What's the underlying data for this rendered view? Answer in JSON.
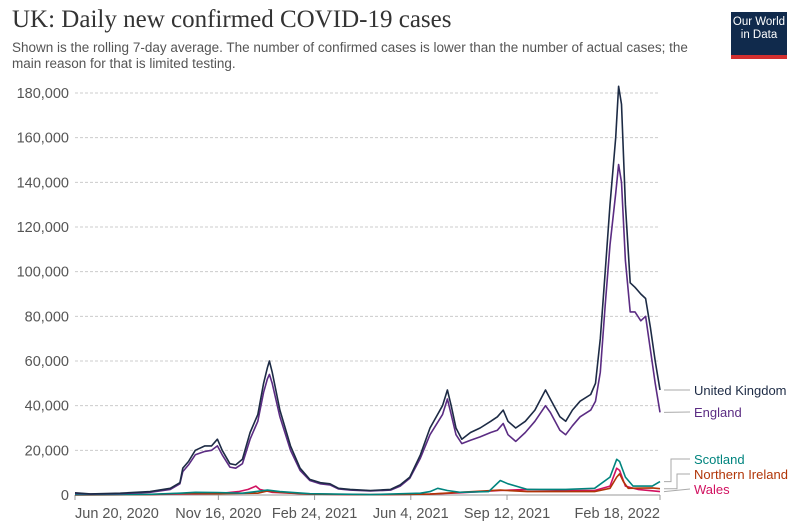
{
  "header": {
    "title": "UK: Daily new confirmed COVID-19 cases",
    "subtitle": "Shown is the rolling 7-day average. The number of confirmed cases is lower than the number of actual cases; the main reason for that is limited testing.",
    "logo": "Our World in Data"
  },
  "chart_data": {
    "type": "line",
    "title": "UK: Daily new confirmed COVID-19 cases",
    "xlabel": "",
    "ylabel": "",
    "x_unit": "days since Jun 20, 2020",
    "xlim": [
      0,
      608
    ],
    "ylim": [
      0,
      180000
    ],
    "yticks": [
      0,
      20000,
      40000,
      60000,
      80000,
      100000,
      120000,
      140000,
      160000,
      180000
    ],
    "ytick_labels": [
      "0",
      "20,000",
      "40,000",
      "60,000",
      "80,000",
      "100,000",
      "120,000",
      "140,000",
      "160,000",
      "180,000"
    ],
    "xticks": [
      0,
      149,
      249,
      349,
      449,
      608
    ],
    "xtick_labels": [
      "Jun 20, 2020",
      "Nov 16, 2020",
      "Feb 24, 2021",
      "Jun 4, 2021",
      "Sep 12, 2021",
      "Feb 18, 2022"
    ],
    "grid": "horizontal-dashed",
    "legend": "right-end-labels",
    "series": [
      {
        "name": "United Kingdom",
        "color": "#1d2b45",
        "points": [
          [
            0,
            1000
          ],
          [
            16,
            500
          ],
          [
            47,
            800
          ],
          [
            78,
            1500
          ],
          [
            99,
            3000
          ],
          [
            109,
            5500
          ],
          [
            112,
            12000
          ],
          [
            118,
            15000
          ],
          [
            125,
            20000
          ],
          [
            135,
            22000
          ],
          [
            142,
            22000
          ],
          [
            148,
            25000
          ],
          [
            153,
            20000
          ],
          [
            161,
            14000
          ],
          [
            167,
            13500
          ],
          [
            174,
            16000
          ],
          [
            182,
            28000
          ],
          [
            187,
            33000
          ],
          [
            190,
            36000
          ],
          [
            196,
            50000
          ],
          [
            200,
            57000
          ],
          [
            202,
            60000
          ],
          [
            205,
            55000
          ],
          [
            213,
            38000
          ],
          [
            224,
            22000
          ],
          [
            234,
            12000
          ],
          [
            244,
            7000
          ],
          [
            255,
            5500
          ],
          [
            265,
            5000
          ],
          [
            274,
            3000
          ],
          [
            286,
            2500
          ],
          [
            307,
            2000
          ],
          [
            328,
            2500
          ],
          [
            338,
            4500
          ],
          [
            348,
            8000
          ],
          [
            359,
            18000
          ],
          [
            369,
            30000
          ],
          [
            382,
            40000
          ],
          [
            387,
            47000
          ],
          [
            391,
            40000
          ],
          [
            396,
            30000
          ],
          [
            402,
            25000
          ],
          [
            411,
            28000
          ],
          [
            421,
            30000
          ],
          [
            432,
            33000
          ],
          [
            439,
            35000
          ],
          [
            445,
            38000
          ],
          [
            450,
            33000
          ],
          [
            458,
            30000
          ],
          [
            468,
            33000
          ],
          [
            478,
            38000
          ],
          [
            489,
            47000
          ],
          [
            494,
            43000
          ],
          [
            504,
            35000
          ],
          [
            510,
            33000
          ],
          [
            517,
            38000
          ],
          [
            525,
            42000
          ],
          [
            536,
            45000
          ],
          [
            541,
            50000
          ],
          [
            546,
            70000
          ],
          [
            551,
            100000
          ],
          [
            556,
            130000
          ],
          [
            562,
            160000
          ],
          [
            565,
            183000
          ],
          [
            568,
            175000
          ],
          [
            572,
            130000
          ],
          [
            577,
            95000
          ],
          [
            582,
            93000
          ],
          [
            588,
            90000
          ],
          [
            593,
            88000
          ],
          [
            598,
            75000
          ],
          [
            603,
            60000
          ],
          [
            608,
            47000
          ]
        ]
      },
      {
        "name": "England",
        "color": "#5b2c83",
        "points": [
          [
            0,
            700
          ],
          [
            16,
            400
          ],
          [
            47,
            600
          ],
          [
            78,
            1200
          ],
          [
            99,
            2500
          ],
          [
            109,
            5000
          ],
          [
            112,
            10500
          ],
          [
            118,
            13500
          ],
          [
            125,
            18000
          ],
          [
            135,
            19500
          ],
          [
            142,
            20000
          ],
          [
            148,
            22000
          ],
          [
            153,
            18000
          ],
          [
            161,
            12500
          ],
          [
            167,
            12000
          ],
          [
            174,
            14000
          ],
          [
            182,
            25000
          ],
          [
            187,
            30000
          ],
          [
            190,
            33000
          ],
          [
            196,
            46000
          ],
          [
            200,
            52000
          ],
          [
            202,
            54000
          ],
          [
            205,
            50000
          ],
          [
            213,
            35000
          ],
          [
            224,
            20000
          ],
          [
            234,
            11000
          ],
          [
            244,
            6500
          ],
          [
            255,
            5000
          ],
          [
            265,
            4500
          ],
          [
            274,
            2700
          ],
          [
            286,
            2200
          ],
          [
            307,
            1800
          ],
          [
            328,
            2200
          ],
          [
            338,
            4000
          ],
          [
            348,
            7500
          ],
          [
            359,
            16500
          ],
          [
            369,
            27000
          ],
          [
            382,
            36000
          ],
          [
            387,
            43000
          ],
          [
            391,
            36000
          ],
          [
            396,
            27000
          ],
          [
            402,
            23000
          ],
          [
            411,
            24500
          ],
          [
            421,
            26000
          ],
          [
            432,
            28000
          ],
          [
            439,
            29000
          ],
          [
            445,
            32000
          ],
          [
            450,
            27000
          ],
          [
            458,
            24000
          ],
          [
            468,
            28000
          ],
          [
            478,
            33000
          ],
          [
            489,
            40000
          ],
          [
            494,
            37000
          ],
          [
            504,
            29000
          ],
          [
            510,
            27000
          ],
          [
            517,
            31000
          ],
          [
            525,
            35000
          ],
          [
            536,
            38000
          ],
          [
            541,
            42000
          ],
          [
            546,
            55000
          ],
          [
            551,
            85000
          ],
          [
            556,
            112000
          ],
          [
            562,
            135000
          ],
          [
            565,
            148000
          ],
          [
            568,
            140000
          ],
          [
            572,
            105000
          ],
          [
            577,
            82000
          ],
          [
            582,
            82000
          ],
          [
            588,
            78000
          ],
          [
            593,
            80000
          ],
          [
            598,
            65000
          ],
          [
            603,
            50000
          ],
          [
            608,
            37000
          ]
        ]
      },
      {
        "name": "Scotland",
        "color": "#00847e",
        "points": [
          [
            0,
            200
          ],
          [
            78,
            300
          ],
          [
            109,
            800
          ],
          [
            125,
            1200
          ],
          [
            148,
            1100
          ],
          [
            174,
            800
          ],
          [
            200,
            2200
          ],
          [
            213,
            1500
          ],
          [
            244,
            600
          ],
          [
            307,
            200
          ],
          [
            359,
            800
          ],
          [
            369,
            1500
          ],
          [
            377,
            3000
          ],
          [
            387,
            2000
          ],
          [
            400,
            1200
          ],
          [
            430,
            1500
          ],
          [
            442,
            6500
          ],
          [
            450,
            5000
          ],
          [
            470,
            2500
          ],
          [
            510,
            2500
          ],
          [
            540,
            3000
          ],
          [
            556,
            8000
          ],
          [
            563,
            16000
          ],
          [
            566,
            15000
          ],
          [
            572,
            8000
          ],
          [
            580,
            4000
          ],
          [
            600,
            4000
          ],
          [
            608,
            6000
          ]
        ]
      },
      {
        "name": "Northern Ireland",
        "color": "#b13507",
        "points": [
          [
            0,
            50
          ],
          [
            78,
            200
          ],
          [
            109,
            700
          ],
          [
            148,
            600
          ],
          [
            190,
            800
          ],
          [
            200,
            1800
          ],
          [
            213,
            1200
          ],
          [
            244,
            400
          ],
          [
            307,
            150
          ],
          [
            369,
            400
          ],
          [
            400,
            1200
          ],
          [
            442,
            2200
          ],
          [
            470,
            1500
          ],
          [
            510,
            1500
          ],
          [
            540,
            1500
          ],
          [
            556,
            3000
          ],
          [
            563,
            8000
          ],
          [
            566,
            9500
          ],
          [
            570,
            6000
          ],
          [
            575,
            3000
          ],
          [
            600,
            3200
          ],
          [
            608,
            2800
          ]
        ]
      },
      {
        "name": "Wales",
        "color": "#d11160",
        "points": [
          [
            0,
            100
          ],
          [
            78,
            200
          ],
          [
            109,
            500
          ],
          [
            148,
            600
          ],
          [
            170,
            1500
          ],
          [
            180,
            2500
          ],
          [
            188,
            4000
          ],
          [
            192,
            2500
          ],
          [
            205,
            1200
          ],
          [
            244,
            400
          ],
          [
            307,
            150
          ],
          [
            369,
            400
          ],
          [
            400,
            1000
          ],
          [
            442,
            2000
          ],
          [
            470,
            2500
          ],
          [
            510,
            2000
          ],
          [
            540,
            2000
          ],
          [
            556,
            4000
          ],
          [
            563,
            12000
          ],
          [
            566,
            11000
          ],
          [
            572,
            4000
          ],
          [
            585,
            2500
          ],
          [
            608,
            1500
          ]
        ]
      }
    ]
  }
}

**What you need to do**:
Tell how many lines of the data above hold the string "name". Give only the number.

**Exercise output**:
5